A block of data:

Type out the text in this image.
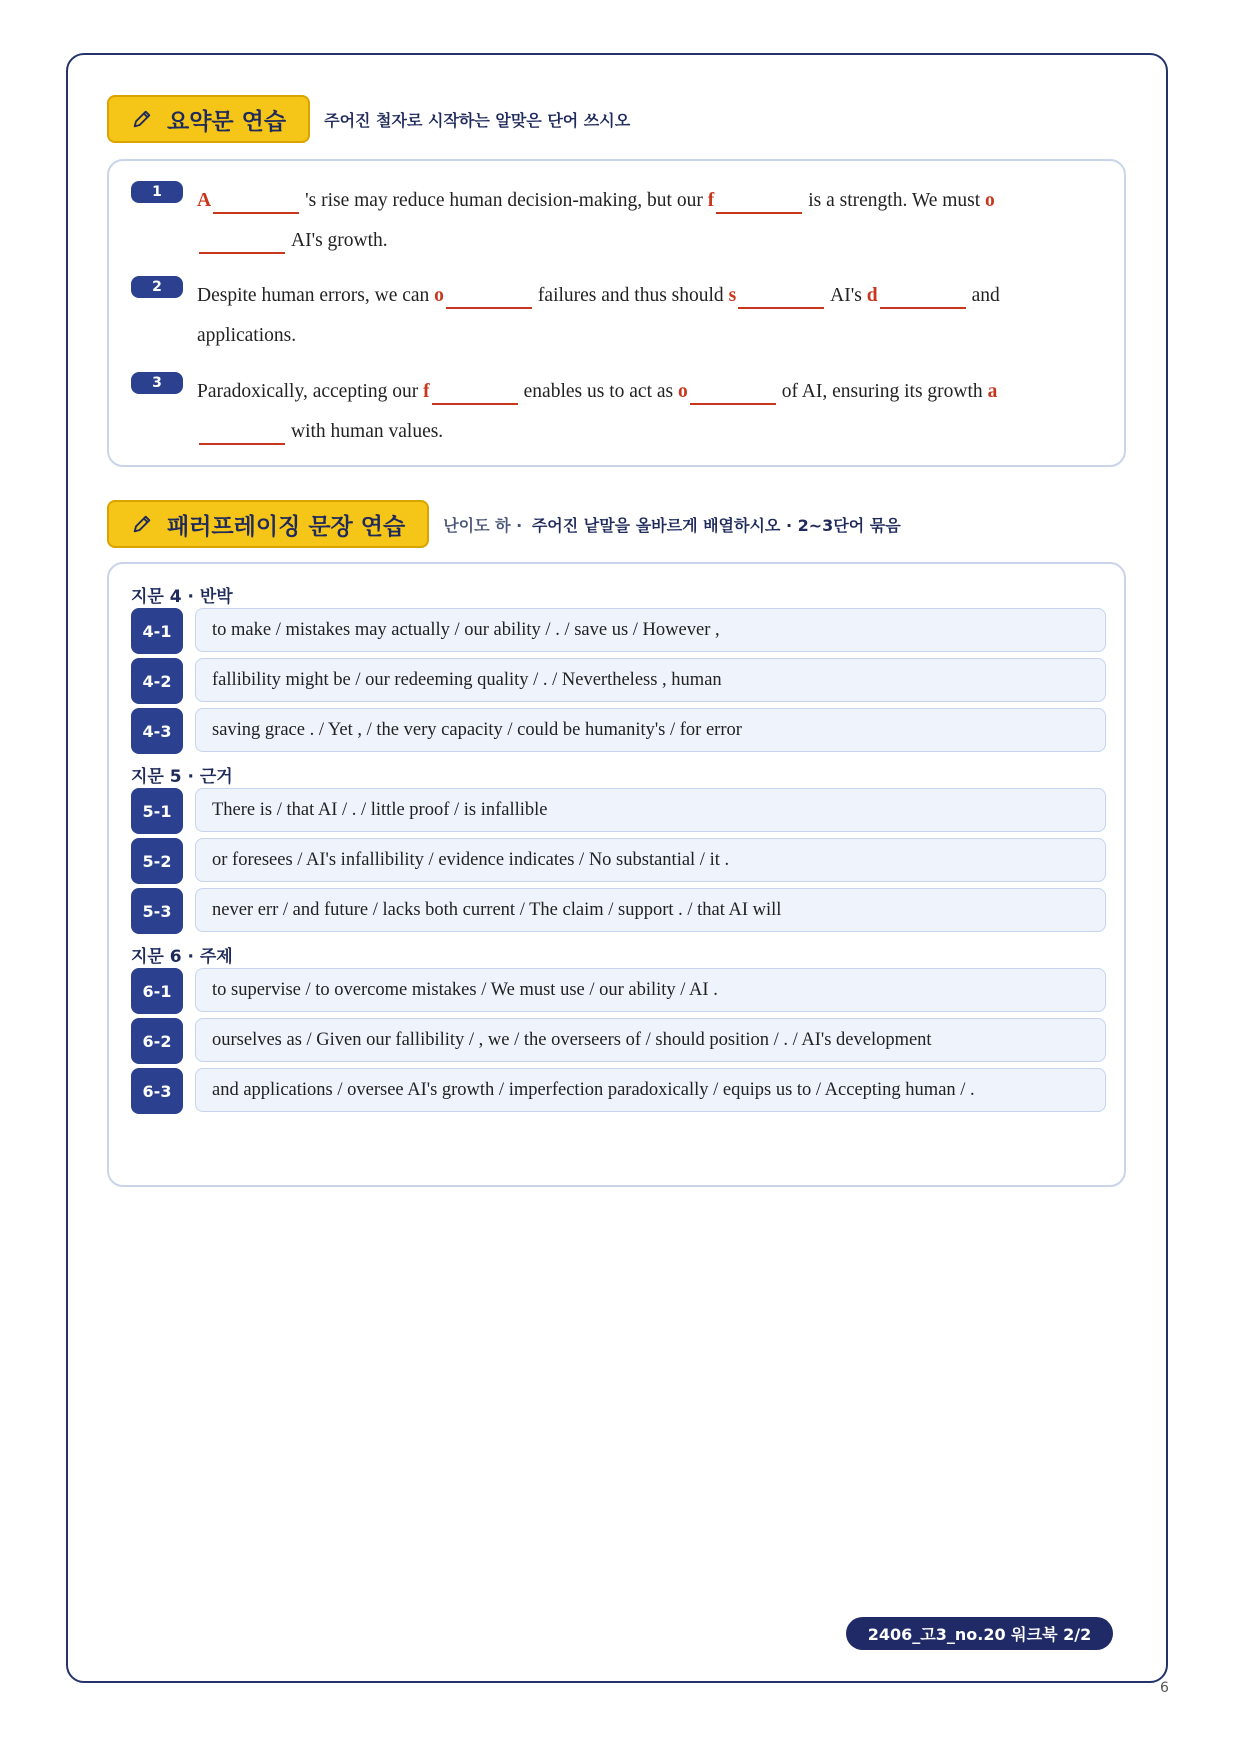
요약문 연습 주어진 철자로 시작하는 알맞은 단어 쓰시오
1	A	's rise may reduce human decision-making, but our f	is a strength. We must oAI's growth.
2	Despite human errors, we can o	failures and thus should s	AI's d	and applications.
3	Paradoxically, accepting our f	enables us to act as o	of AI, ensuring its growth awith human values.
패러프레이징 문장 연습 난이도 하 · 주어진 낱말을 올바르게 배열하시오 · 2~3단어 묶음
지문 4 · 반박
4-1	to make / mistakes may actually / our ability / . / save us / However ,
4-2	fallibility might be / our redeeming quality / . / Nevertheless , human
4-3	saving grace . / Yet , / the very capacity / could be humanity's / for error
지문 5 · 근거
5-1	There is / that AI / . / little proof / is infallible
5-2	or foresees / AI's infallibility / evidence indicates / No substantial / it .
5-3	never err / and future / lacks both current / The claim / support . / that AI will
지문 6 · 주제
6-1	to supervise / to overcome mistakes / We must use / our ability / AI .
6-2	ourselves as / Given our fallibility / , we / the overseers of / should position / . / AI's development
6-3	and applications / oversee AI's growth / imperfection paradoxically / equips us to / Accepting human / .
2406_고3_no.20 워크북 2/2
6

- **Task details**:
Output a faithful copy of the data, with each picture left out.

- **Response to this exercise**:
Type out the text in this image.
요약문 연습 주어진 철자로 시작하는 알맞은 단어 쓰시오
1	A	's rise may reduce human decision-making, but our f	is a strength. We must oAI's growth.
2	Despite human errors, we can o	failures and thus should s	AI's d	and applications.
3	Paradoxically, accepting our f	enables us to act as o	of AI, ensuring its growth awith human values.
패러프레이징 문장 연습 난이도 하 · 주어진 낱말을 올바르게 배열하시오 · 2~3단어 묶음
지문 4 · 반박
4-1	to make / mistakes may actually / our ability / . / save us / However ,
4-2	fallibility might be / our redeeming quality / . / Nevertheless , human
4-3	saving grace . / Yet , / the very capacity / could be humanity's / for error
지문 5 · 근거
5-1	There is / that AI / . / little proof / is infallible
5-2	or foresees / AI's infallibility / evidence indicates / No substantial / it .
5-3	never err / and future / lacks both current / The claim / support . / that AI will
지문 6 · 주제
6-1	to supervise / to overcome mistakes / We must use / our ability / AI .
6-2	ourselves as / Given our fallibility / , we / the overseers of / should position / . / AI's development
6-3	and applications / oversee AI's growth / imperfection paradoxically / equips us to / Accepting human / .
2406_고3_no.20 워크북 2/2
6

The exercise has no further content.